DO THIS:
Select, from the material below, each line with "Relative" in it.

----

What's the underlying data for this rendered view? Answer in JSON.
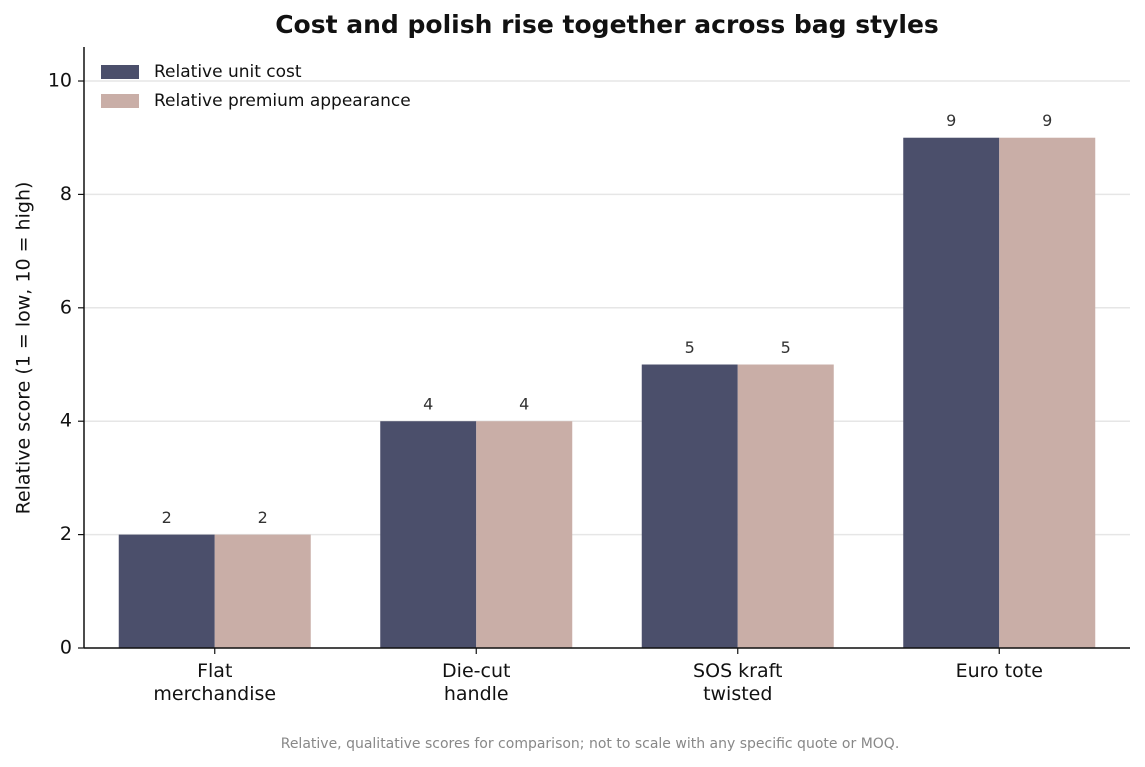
{
  "chart_data": {
    "type": "bar",
    "title": "Cost and polish rise together across bag styles",
    "y_label": "Relative score (1 = low, 10 = high)",
    "footnote": "Relative, qualitative scores for comparison; not to scale with any specific quote or MOQ.",
    "categories": [
      "Flat\nmerchandise",
      "Die-cut\nhandle",
      "SOS kraft\ntwisted",
      "Euro tote"
    ],
    "series": [
      {
        "name": "Relative unit cost",
        "color": "#4b4f6b",
        "values": [
          2,
          4,
          5,
          9
        ]
      },
      {
        "name": "Relative premium appearance",
        "color": "#c9aea7",
        "values": [
          2,
          4,
          5,
          9
        ]
      }
    ],
    "ylim": [
      0,
      10.6
    ],
    "yticks": [
      0,
      2,
      4,
      6,
      8,
      10
    ],
    "grid": true,
    "legend": "upper left"
  }
}
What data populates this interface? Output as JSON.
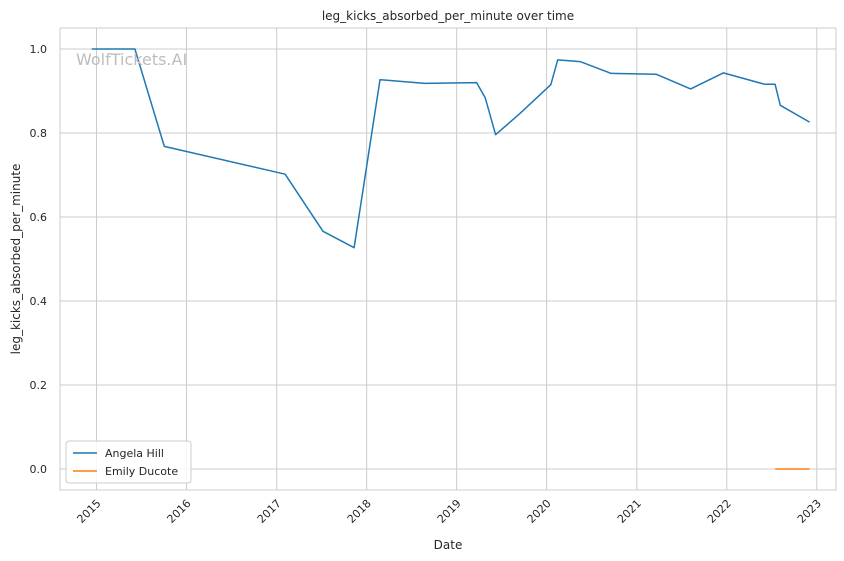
{
  "chart_data": {
    "type": "line",
    "title": "leg_kicks_absorbed_per_minute over time",
    "xlabel": "Date",
    "ylabel": "leg_kicks_absorbed_per_minute",
    "watermark": "WolfTickets.AI",
    "x_ticks": [
      "2015",
      "2016",
      "2017",
      "2018",
      "2019",
      "2020",
      "2021",
      "2022",
      "2023"
    ],
    "y_ticks": [
      "0.0",
      "0.2",
      "0.4",
      "0.6",
      "0.8",
      "1.0"
    ],
    "xlim": [
      "2014-08-06",
      "2023-03-20"
    ],
    "ylim": [
      -0.05,
      1.05
    ],
    "grid": true,
    "legend_position": "lower-left",
    "series": [
      {
        "name": "Angela Hill",
        "color": "#1f77b4",
        "points": [
          [
            "2014-12-13",
            1.0
          ],
          [
            "2015-06-06",
            1.0
          ],
          [
            "2015-10-03",
            0.768
          ],
          [
            "2017-02-04",
            0.702
          ],
          [
            "2017-07-08",
            0.566
          ],
          [
            "2017-11-11",
            0.527
          ],
          [
            "2018-02-24",
            0.927
          ],
          [
            "2018-08-25",
            0.918
          ],
          [
            "2019-03-23",
            0.92
          ],
          [
            "2019-04-27",
            0.884
          ],
          [
            "2019-06-08",
            0.796
          ],
          [
            "2019-09-14",
            0.846
          ],
          [
            "2020-01-18",
            0.915
          ],
          [
            "2020-02-15",
            0.974
          ],
          [
            "2020-05-16",
            0.97
          ],
          [
            "2020-09-19",
            0.942
          ],
          [
            "2021-03-20",
            0.94
          ],
          [
            "2021-08-07",
            0.905
          ],
          [
            "2021-12-18",
            0.943
          ],
          [
            "2022-06-04",
            0.916
          ],
          [
            "2022-07-16",
            0.916
          ],
          [
            "2022-08-06",
            0.866
          ],
          [
            "2022-12-03",
            0.826
          ]
        ]
      },
      {
        "name": "Emily Ducote",
        "color": "#ff7f0e",
        "points": [
          [
            "2022-07-16",
            0.0
          ],
          [
            "2022-12-03",
            0.0
          ]
        ]
      }
    ]
  }
}
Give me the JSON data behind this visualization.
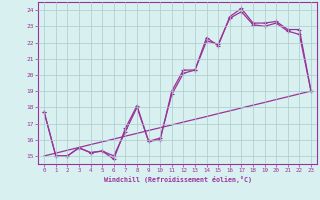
{
  "xlabel": "Windchill (Refroidissement éolien,°C)",
  "x": [
    0,
    1,
    2,
    3,
    4,
    5,
    6,
    7,
    8,
    9,
    10,
    11,
    12,
    13,
    14,
    15,
    16,
    17,
    18,
    19,
    20,
    21,
    22,
    23
  ],
  "s1": [
    17.7,
    15.0,
    15.0,
    15.5,
    15.2,
    15.3,
    14.8,
    16.7,
    18.1,
    15.9,
    16.0,
    19.0,
    20.3,
    20.3,
    22.3,
    21.8,
    23.6,
    24.1,
    23.2,
    23.2,
    23.3,
    22.8,
    22.8,
    19.0
  ],
  "s2": [
    17.7,
    15.0,
    15.0,
    15.5,
    15.2,
    15.3,
    15.0,
    16.5,
    18.0,
    15.9,
    16.1,
    18.8,
    20.1,
    20.3,
    22.1,
    21.9,
    23.5,
    23.9,
    23.1,
    23.0,
    23.2,
    22.7,
    22.5,
    19.0
  ],
  "s3": [
    15.0,
    15.17,
    15.35,
    15.52,
    15.7,
    15.87,
    16.04,
    16.22,
    16.39,
    16.57,
    16.74,
    16.91,
    17.09,
    17.26,
    17.43,
    17.61,
    17.78,
    17.96,
    18.13,
    18.3,
    18.48,
    18.65,
    18.83,
    19.0
  ],
  "ylim": [
    14.5,
    24.5
  ],
  "xlim": [
    -0.5,
    23.5
  ],
  "yticks": [
    15,
    16,
    17,
    18,
    19,
    20,
    21,
    22,
    23,
    24
  ],
  "xticks": [
    0,
    1,
    2,
    3,
    4,
    5,
    6,
    7,
    8,
    9,
    10,
    11,
    12,
    13,
    14,
    15,
    16,
    17,
    18,
    19,
    20,
    21,
    22,
    23
  ],
  "line_color": "#993399",
  "bg_color": "#d9f0f0",
  "grid_color": "#aacccc",
  "spine_color": "#993399",
  "tick_color": "#993399",
  "label_color": "#993399"
}
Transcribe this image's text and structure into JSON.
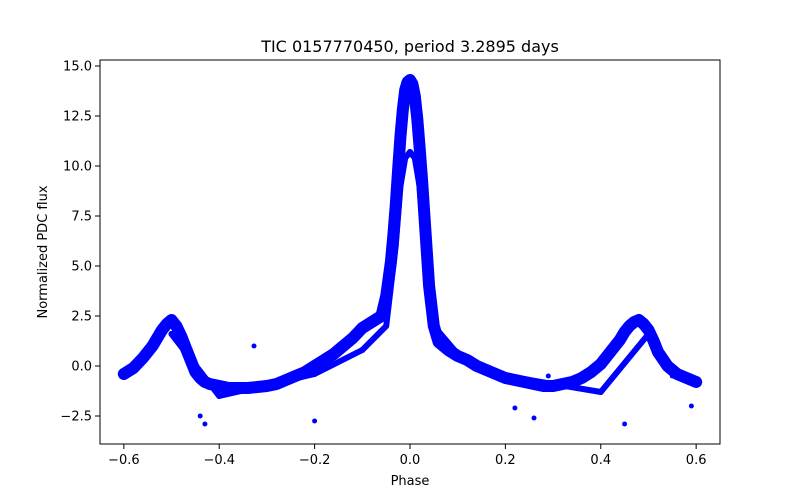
{
  "chart_data": {
    "type": "scatter",
    "title": "TIC 0157770450, period 3.2895 days",
    "xlabel": "Phase",
    "ylabel": "Normalized PDC flux",
    "xlim": [
      -0.65,
      0.65
    ],
    "ylim": [
      -3.9,
      15.3
    ],
    "xticks": [
      -0.6,
      -0.4,
      -0.2,
      0.0,
      0.2,
      0.4,
      0.6
    ],
    "xtick_labels": [
      "−0.6",
      "−0.4",
      "−0.2",
      "0.0",
      "0.2",
      "0.4",
      "0.6"
    ],
    "yticks": [
      -2.5,
      0.0,
      2.5,
      5.0,
      7.5,
      10.0,
      12.5,
      15.0
    ],
    "ytick_labels": [
      "−2.5",
      "0.0",
      "2.5",
      "5.0",
      "7.5",
      "10.0",
      "12.5",
      "15.0"
    ],
    "grid": false,
    "legend": "none",
    "marker_color": "#0000ff",
    "series": [
      {
        "x": [
          -0.6,
          -0.58,
          -0.56,
          -0.54,
          -0.52,
          -0.51,
          -0.5,
          -0.49,
          -0.48,
          -0.47,
          -0.46,
          -0.45,
          -0.44,
          -0.43,
          -0.42,
          -0.4,
          -0.38,
          -0.36,
          -0.34,
          -0.32,
          -0.3,
          -0.28,
          -0.26,
          -0.24,
          -0.22,
          -0.2,
          -0.18,
          -0.16,
          -0.14,
          -0.12,
          -0.1,
          -0.08,
          -0.06,
          -0.05,
          -0.04,
          -0.035,
          -0.03,
          -0.025,
          -0.02,
          -0.015,
          -0.01,
          -0.005,
          0.0,
          0.005,
          0.01,
          0.015,
          0.02,
          0.025,
          0.03,
          0.035,
          0.04,
          0.05,
          0.06,
          0.08,
          0.1,
          0.12,
          0.14,
          0.16,
          0.18,
          0.2,
          0.22,
          0.24,
          0.26,
          0.28,
          0.3,
          0.32,
          0.34,
          0.36,
          0.38,
          0.4,
          0.42,
          0.44,
          0.45,
          0.46,
          0.47,
          0.48,
          0.49,
          0.5,
          0.51,
          0.52,
          0.54,
          0.56,
          0.58,
          0.6
        ],
        "y": [
          -0.4,
          -0.1,
          0.4,
          1.0,
          1.8,
          2.1,
          2.3,
          2.0,
          1.5,
          0.9,
          0.3,
          -0.3,
          -0.6,
          -0.8,
          -0.9,
          -1.0,
          -1.1,
          -1.1,
          -1.1,
          -1.05,
          -1.0,
          -0.9,
          -0.7,
          -0.5,
          -0.3,
          0.0,
          0.3,
          0.6,
          1.0,
          1.4,
          1.9,
          2.2,
          2.5,
          3.5,
          5.2,
          6.5,
          8.0,
          9.8,
          11.5,
          12.8,
          13.8,
          14.2,
          14.3,
          14.1,
          13.5,
          12.4,
          11.0,
          9.4,
          7.6,
          5.8,
          4.0,
          2.0,
          1.2,
          0.8,
          0.5,
          0.3,
          0.0,
          -0.2,
          -0.4,
          -0.6,
          -0.7,
          -0.8,
          -0.9,
          -1.0,
          -1.0,
          -0.9,
          -0.8,
          -0.6,
          -0.3,
          0.1,
          0.7,
          1.3,
          1.7,
          2.0,
          2.2,
          2.3,
          2.1,
          1.8,
          1.3,
          0.7,
          0.0,
          -0.4,
          -0.6,
          -0.8
        ]
      },
      {
        "x": [
          -0.5,
          -0.4,
          -0.2,
          -0.1,
          -0.05,
          -0.03,
          -0.02,
          -0.01,
          0.0,
          0.01,
          0.02,
          0.03,
          0.05,
          0.1,
          0.2,
          0.4,
          0.5
        ],
        "y": [
          1.6,
          -1.5,
          -0.4,
          0.8,
          2.0,
          6.0,
          9.0,
          10.4,
          10.7,
          10.4,
          9.0,
          6.0,
          2.0,
          0.6,
          -0.5,
          -1.3,
          1.6
        ]
      }
    ],
    "outliers": {
      "x": [
        -0.327,
        -0.44,
        -0.43,
        -0.2,
        0.22,
        0.29,
        0.26,
        0.45,
        -0.545,
        -0.46,
        0.55,
        0.59
      ],
      "y": [
        1.0,
        -2.5,
        -2.9,
        -2.75,
        -2.1,
        -0.5,
        -2.6,
        -2.9,
        0.8,
        0.5,
        -0.5,
        -2.0
      ]
    }
  }
}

----

EXERCISE SOLUTION:
    "y_label": "Relative score (1 = low, 10 = high)",
    "footnote": "Relative, qualitative scores for comparison; not to scale with any specific quote or MOQ.",
        "name": "Relative unit cost",
        "name": "Relative premium appearance",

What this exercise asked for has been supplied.